─── Extrait choisi
De même, quand il m’est venu d’évoquer le « thinking out of the box », je me suis demandé d’où cela venait exactement, j’ai pensé : Kortabinski, sa praxéologie ? Polya et son How to solve it ? La sémantique générale de Kozybski ? J’ai tapé : <thinking out of the box> , et hop ! j’avais la réponse, qui n’était aucune de celles-là.
Bref, Wiki + Google, c’est l’accès en deux clics à un puissant Sujet supposé savoir. A la différence de Hal, l’ordinateur fou dans le 2001 de Kubrick, il n’est ni mégalomane, ni dépressif ; c’est le bon Génie de la bouteille, une Mère nourricière, « Demande, et tu seras exaucé », un grand Autre - de la demande, non du désir - affable, serviable, toujours prêt, qui donne et ne demande rien, qu’on ne risque pas d’offenser par un signifiant de travers, qui ne dort jamais, qui a réponse à tout, ou presque, et qui pousse la complaisance jusqu’à ne pas se prendre pour le Savoir absolu : il signale lui-même qu’il est « sommaire », c’est à dire incomplet, troué, perfectible, il est évolutif, coopératif, unendlich. Bref, le binôme Wiki-Google, je l’aime. C’est pour moi une sorte de parent combiné. Google, où travaille mon neveu Julien à New York, fait, en quelque sorte, partie de la famille. Wiki, mauvais à ses débuts, a fait depuis lors un rétablissement sensationnel.
──────
─── Enregistrements
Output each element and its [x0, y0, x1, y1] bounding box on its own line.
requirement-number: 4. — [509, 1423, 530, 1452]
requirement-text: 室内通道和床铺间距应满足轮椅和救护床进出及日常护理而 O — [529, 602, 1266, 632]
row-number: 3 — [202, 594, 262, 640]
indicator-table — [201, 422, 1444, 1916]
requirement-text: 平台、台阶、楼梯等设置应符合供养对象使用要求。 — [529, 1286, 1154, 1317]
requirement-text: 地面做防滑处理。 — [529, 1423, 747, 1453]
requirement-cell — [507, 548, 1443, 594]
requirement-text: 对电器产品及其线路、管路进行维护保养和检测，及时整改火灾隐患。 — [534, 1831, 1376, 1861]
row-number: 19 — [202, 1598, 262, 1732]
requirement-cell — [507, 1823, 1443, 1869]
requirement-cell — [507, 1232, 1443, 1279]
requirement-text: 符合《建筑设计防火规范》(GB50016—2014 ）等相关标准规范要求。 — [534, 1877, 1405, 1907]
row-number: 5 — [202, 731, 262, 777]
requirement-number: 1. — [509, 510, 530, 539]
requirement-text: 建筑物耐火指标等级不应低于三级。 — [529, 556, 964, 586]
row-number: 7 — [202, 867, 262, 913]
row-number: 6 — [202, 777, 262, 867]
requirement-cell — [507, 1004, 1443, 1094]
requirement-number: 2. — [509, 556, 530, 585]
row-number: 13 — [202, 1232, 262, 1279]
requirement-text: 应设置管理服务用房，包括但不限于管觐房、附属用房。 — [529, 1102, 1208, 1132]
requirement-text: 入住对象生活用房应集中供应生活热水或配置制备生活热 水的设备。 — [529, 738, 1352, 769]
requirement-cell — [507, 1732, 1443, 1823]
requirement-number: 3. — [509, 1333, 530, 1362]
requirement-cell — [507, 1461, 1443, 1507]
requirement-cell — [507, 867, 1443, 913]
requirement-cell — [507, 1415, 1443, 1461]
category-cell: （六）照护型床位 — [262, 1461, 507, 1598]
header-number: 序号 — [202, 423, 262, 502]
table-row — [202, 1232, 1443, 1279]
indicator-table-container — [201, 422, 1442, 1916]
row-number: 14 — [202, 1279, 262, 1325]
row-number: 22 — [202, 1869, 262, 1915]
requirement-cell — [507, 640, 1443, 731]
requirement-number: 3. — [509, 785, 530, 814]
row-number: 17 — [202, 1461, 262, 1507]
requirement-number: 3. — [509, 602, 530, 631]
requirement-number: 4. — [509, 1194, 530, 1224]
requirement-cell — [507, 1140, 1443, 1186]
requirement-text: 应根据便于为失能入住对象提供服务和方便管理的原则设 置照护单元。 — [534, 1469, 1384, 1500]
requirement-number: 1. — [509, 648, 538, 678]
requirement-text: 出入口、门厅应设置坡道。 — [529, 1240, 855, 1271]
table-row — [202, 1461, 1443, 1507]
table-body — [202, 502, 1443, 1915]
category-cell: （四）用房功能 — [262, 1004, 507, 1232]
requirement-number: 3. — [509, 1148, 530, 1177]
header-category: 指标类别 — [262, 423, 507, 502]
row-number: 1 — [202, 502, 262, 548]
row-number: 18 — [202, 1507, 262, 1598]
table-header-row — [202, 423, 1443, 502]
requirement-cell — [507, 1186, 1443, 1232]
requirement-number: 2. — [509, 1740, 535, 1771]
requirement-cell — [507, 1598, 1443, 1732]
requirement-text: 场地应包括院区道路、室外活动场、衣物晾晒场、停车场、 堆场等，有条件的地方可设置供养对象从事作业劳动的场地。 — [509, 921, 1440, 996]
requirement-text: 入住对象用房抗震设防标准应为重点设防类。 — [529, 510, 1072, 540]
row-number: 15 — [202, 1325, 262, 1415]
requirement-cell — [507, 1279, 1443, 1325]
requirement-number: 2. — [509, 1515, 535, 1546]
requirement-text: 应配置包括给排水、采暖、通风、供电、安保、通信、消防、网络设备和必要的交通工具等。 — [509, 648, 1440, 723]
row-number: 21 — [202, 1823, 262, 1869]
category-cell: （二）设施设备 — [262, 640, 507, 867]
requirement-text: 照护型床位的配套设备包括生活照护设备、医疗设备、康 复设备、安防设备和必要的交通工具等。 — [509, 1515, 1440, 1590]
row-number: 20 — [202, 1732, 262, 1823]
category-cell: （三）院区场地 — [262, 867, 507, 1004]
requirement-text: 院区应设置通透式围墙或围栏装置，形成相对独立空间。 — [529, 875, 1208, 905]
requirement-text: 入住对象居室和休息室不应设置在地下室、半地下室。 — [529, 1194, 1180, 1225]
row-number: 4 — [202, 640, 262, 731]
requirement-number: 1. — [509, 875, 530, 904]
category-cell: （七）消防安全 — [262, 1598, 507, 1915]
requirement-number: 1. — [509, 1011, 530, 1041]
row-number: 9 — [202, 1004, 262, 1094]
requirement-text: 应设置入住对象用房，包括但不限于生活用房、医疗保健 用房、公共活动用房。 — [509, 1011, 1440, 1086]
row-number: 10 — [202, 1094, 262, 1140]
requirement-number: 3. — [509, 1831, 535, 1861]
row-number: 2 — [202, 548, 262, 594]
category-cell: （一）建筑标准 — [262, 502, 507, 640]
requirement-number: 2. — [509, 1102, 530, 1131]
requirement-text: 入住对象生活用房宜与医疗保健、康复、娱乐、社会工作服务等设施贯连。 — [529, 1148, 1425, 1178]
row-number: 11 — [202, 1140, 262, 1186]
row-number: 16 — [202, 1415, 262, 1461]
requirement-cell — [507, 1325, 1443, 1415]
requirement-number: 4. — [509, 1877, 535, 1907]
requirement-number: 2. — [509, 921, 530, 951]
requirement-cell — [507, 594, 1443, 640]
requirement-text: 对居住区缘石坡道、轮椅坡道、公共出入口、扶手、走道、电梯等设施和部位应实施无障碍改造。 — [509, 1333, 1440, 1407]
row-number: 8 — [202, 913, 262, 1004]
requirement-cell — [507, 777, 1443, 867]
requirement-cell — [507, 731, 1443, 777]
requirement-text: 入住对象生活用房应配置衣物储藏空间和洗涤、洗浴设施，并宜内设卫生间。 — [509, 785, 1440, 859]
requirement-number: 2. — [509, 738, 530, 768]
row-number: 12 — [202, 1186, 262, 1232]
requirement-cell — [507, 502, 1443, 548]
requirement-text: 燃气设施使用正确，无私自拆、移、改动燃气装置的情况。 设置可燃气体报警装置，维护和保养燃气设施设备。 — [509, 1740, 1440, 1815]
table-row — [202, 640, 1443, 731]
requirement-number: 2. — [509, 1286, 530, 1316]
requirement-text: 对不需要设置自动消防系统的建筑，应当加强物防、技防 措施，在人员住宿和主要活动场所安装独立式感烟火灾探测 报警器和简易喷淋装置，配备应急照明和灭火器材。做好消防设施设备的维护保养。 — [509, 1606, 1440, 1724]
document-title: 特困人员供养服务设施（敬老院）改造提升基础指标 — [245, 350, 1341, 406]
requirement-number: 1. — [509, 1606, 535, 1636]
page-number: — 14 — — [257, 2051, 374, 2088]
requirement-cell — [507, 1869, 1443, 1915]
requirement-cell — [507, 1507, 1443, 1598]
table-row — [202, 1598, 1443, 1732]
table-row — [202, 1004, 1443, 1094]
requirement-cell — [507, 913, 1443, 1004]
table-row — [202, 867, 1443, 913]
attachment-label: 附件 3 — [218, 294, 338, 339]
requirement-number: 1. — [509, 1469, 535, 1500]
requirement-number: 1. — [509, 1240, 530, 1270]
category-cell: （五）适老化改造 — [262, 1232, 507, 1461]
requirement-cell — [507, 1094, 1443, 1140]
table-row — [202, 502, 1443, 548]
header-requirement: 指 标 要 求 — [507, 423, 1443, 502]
──────
• Consigne
Recopiez l'extrait sur Wiki et Google de « De même, quand » à « aucune de celles-là. », en changeant « la réponse » en « la solution ». Les enregistrements forment un matériau à part, indépendant de l'extrait.

• Résultat final
De même, quand il m’est venu d’évoquer le « thinking out of the box », je me suis demandé d’où cela venait exactement, j’ai pensé : Kortabinski, sa praxéologie ? Polya et son How to solve it ? La sémantique générale de Kozybski ? J’ai tapé : <thinking out of the box> , et hop ! j’avais la solution, qui n’était aucune de celles-là.